* [Directions for this task]:
Drop the pictures from the entries below, then reproduce the rest exactly.

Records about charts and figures
━━━━━━
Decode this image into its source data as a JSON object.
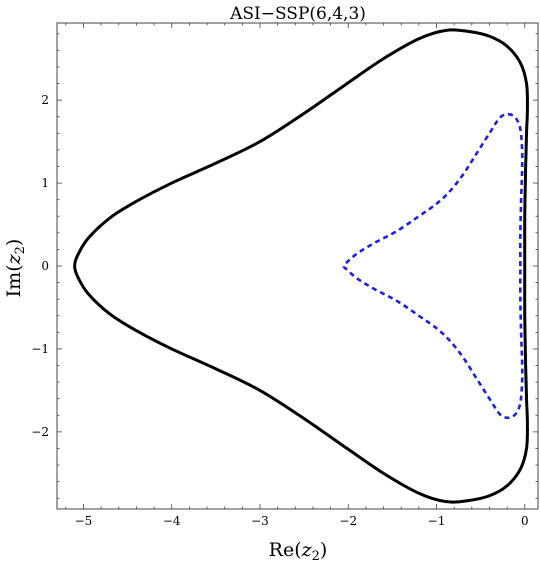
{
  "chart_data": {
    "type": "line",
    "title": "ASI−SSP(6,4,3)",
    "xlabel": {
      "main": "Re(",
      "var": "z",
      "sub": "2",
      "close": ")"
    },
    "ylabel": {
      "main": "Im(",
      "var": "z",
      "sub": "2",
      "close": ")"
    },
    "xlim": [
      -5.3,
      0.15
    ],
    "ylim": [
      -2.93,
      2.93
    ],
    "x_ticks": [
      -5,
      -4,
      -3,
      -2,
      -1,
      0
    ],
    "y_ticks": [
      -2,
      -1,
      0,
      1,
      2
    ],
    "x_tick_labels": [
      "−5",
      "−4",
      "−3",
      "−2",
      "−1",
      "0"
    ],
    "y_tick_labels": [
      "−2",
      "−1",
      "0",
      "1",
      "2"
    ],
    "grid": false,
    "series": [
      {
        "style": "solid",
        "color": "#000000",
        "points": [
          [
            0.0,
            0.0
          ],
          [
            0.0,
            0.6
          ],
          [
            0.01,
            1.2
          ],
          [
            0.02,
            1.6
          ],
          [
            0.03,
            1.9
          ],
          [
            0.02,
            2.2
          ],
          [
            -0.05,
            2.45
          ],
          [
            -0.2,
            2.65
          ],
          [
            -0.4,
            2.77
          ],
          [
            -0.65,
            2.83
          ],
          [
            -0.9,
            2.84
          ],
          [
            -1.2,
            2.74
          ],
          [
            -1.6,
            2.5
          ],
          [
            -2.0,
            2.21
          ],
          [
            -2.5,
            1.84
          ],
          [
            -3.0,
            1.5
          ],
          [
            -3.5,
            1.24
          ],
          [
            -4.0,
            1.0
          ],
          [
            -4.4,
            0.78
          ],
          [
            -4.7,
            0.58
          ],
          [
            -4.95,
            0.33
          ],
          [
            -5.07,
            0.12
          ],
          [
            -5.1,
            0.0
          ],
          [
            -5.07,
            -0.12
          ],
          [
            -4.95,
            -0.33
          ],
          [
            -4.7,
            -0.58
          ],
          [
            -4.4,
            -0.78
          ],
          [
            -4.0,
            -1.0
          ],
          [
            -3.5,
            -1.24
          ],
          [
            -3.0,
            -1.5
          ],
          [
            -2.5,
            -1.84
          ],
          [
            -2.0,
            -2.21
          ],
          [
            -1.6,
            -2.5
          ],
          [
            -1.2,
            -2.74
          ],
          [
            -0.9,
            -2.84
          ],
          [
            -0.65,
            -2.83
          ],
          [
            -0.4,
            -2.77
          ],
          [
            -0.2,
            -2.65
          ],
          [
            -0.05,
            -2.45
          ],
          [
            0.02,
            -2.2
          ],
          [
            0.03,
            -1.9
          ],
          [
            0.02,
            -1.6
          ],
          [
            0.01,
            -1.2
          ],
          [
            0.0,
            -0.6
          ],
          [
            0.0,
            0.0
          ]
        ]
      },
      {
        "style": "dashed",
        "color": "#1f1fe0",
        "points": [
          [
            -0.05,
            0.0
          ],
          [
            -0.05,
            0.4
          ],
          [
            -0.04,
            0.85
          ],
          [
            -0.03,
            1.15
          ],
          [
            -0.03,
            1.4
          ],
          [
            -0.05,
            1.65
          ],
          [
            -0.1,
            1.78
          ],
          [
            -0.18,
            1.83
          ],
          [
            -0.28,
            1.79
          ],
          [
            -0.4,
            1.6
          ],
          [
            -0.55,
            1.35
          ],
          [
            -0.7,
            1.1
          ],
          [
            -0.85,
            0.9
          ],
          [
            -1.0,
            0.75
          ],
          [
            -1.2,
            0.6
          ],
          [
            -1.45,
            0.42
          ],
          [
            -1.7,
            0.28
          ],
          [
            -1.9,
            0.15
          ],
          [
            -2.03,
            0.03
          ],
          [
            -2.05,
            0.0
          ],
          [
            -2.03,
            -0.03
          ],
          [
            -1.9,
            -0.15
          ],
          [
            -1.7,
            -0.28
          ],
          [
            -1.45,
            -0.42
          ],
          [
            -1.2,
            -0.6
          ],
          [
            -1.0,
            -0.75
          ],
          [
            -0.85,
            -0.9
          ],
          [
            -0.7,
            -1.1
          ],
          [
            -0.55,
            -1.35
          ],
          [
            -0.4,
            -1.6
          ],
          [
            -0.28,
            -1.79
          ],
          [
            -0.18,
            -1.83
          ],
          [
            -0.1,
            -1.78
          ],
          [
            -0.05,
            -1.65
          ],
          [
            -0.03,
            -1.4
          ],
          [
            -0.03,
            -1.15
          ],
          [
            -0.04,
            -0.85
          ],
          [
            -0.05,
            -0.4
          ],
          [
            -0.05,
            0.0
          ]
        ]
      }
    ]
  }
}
━━━━━━
* [Expected answer]:
Decode this image into its source data as a JSON object.
{
  "chart_data": {
    "type": "line",
    "title": "ASI−SSP(6,4,3)",
    "xlabel": {
      "main": "Re(",
      "var": "z",
      "sub": "2",
      "close": ")"
    },
    "ylabel": {
      "main": "Im(",
      "var": "z",
      "sub": "2",
      "close": ")"
    },
    "xlim": [
      -5.3,
      0.15
    ],
    "ylim": [
      -2.93,
      2.93
    ],
    "x_ticks": [
      -5,
      -4,
      -3,
      -2,
      -1,
      0
    ],
    "y_ticks": [
      -2,
      -1,
      0,
      1,
      2
    ],
    "x_tick_labels": [
      "−5",
      "−4",
      "−3",
      "−2",
      "−1",
      "0"
    ],
    "y_tick_labels": [
      "−2",
      "−1",
      "0",
      "1",
      "2"
    ],
    "grid": false,
    "series": [
      {
        "style": "solid",
        "color": "#000000",
        "points": [
          [
            0.0,
            0.0
          ],
          [
            0.0,
            0.6
          ],
          [
            0.01,
            1.2
          ],
          [
            0.02,
            1.6
          ],
          [
            0.03,
            1.9
          ],
          [
            0.02,
            2.2
          ],
          [
            -0.05,
            2.45
          ],
          [
            -0.2,
            2.65
          ],
          [
            -0.4,
            2.77
          ],
          [
            -0.65,
            2.83
          ],
          [
            -0.9,
            2.84
          ],
          [
            -1.2,
            2.74
          ],
          [
            -1.6,
            2.5
          ],
          [
            -2.0,
            2.21
          ],
          [
            -2.5,
            1.84
          ],
          [
            -3.0,
            1.5
          ],
          [
            -3.5,
            1.24
          ],
          [
            -4.0,
            1.0
          ],
          [
            -4.4,
            0.78
          ],
          [
            -4.7,
            0.58
          ],
          [
            -4.95,
            0.33
          ],
          [
            -5.07,
            0.12
          ],
          [
            -5.1,
            0.0
          ],
          [
            -5.07,
            -0.12
          ],
          [
            -4.95,
            -0.33
          ],
          [
            -4.7,
            -0.58
          ],
          [
            -4.4,
            -0.78
          ],
          [
            -4.0,
            -1.0
          ],
          [
            -3.5,
            -1.24
          ],
          [
            -3.0,
            -1.5
          ],
          [
            -2.5,
            -1.84
          ],
          [
            -2.0,
            -2.21
          ],
          [
            -1.6,
            -2.5
          ],
          [
            -1.2,
            -2.74
          ],
          [
            -0.9,
            -2.84
          ],
          [
            -0.65,
            -2.83
          ],
          [
            -0.4,
            -2.77
          ],
          [
            -0.2,
            -2.65
          ],
          [
            -0.05,
            -2.45
          ],
          [
            0.02,
            -2.2
          ],
          [
            0.03,
            -1.9
          ],
          [
            0.02,
            -1.6
          ],
          [
            0.01,
            -1.2
          ],
          [
            0.0,
            -0.6
          ],
          [
            0.0,
            0.0
          ]
        ]
      },
      {
        "style": "dashed",
        "color": "#1f1fe0",
        "points": [
          [
            -0.05,
            0.0
          ],
          [
            -0.05,
            0.4
          ],
          [
            -0.04,
            0.85
          ],
          [
            -0.03,
            1.15
          ],
          [
            -0.03,
            1.4
          ],
          [
            -0.05,
            1.65
          ],
          [
            -0.1,
            1.78
          ],
          [
            -0.18,
            1.83
          ],
          [
            -0.28,
            1.79
          ],
          [
            -0.4,
            1.6
          ],
          [
            -0.55,
            1.35
          ],
          [
            -0.7,
            1.1
          ],
          [
            -0.85,
            0.9
          ],
          [
            -1.0,
            0.75
          ],
          [
            -1.2,
            0.6
          ],
          [
            -1.45,
            0.42
          ],
          [
            -1.7,
            0.28
          ],
          [
            -1.9,
            0.15
          ],
          [
            -2.03,
            0.03
          ],
          [
            -2.05,
            0.0
          ],
          [
            -2.03,
            -0.03
          ],
          [
            -1.9,
            -0.15
          ],
          [
            -1.7,
            -0.28
          ],
          [
            -1.45,
            -0.42
          ],
          [
            -1.2,
            -0.6
          ],
          [
            -1.0,
            -0.75
          ],
          [
            -0.85,
            -0.9
          ],
          [
            -0.7,
            -1.1
          ],
          [
            -0.55,
            -1.35
          ],
          [
            -0.4,
            -1.6
          ],
          [
            -0.28,
            -1.79
          ],
          [
            -0.18,
            -1.83
          ],
          [
            -0.1,
            -1.78
          ],
          [
            -0.05,
            -1.65
          ],
          [
            -0.03,
            -1.4
          ],
          [
            -0.03,
            -1.15
          ],
          [
            -0.04,
            -0.85
          ],
          [
            -0.05,
            -0.4
          ],
          [
            -0.05,
            0.0
          ]
        ]
      }
    ]
  }
}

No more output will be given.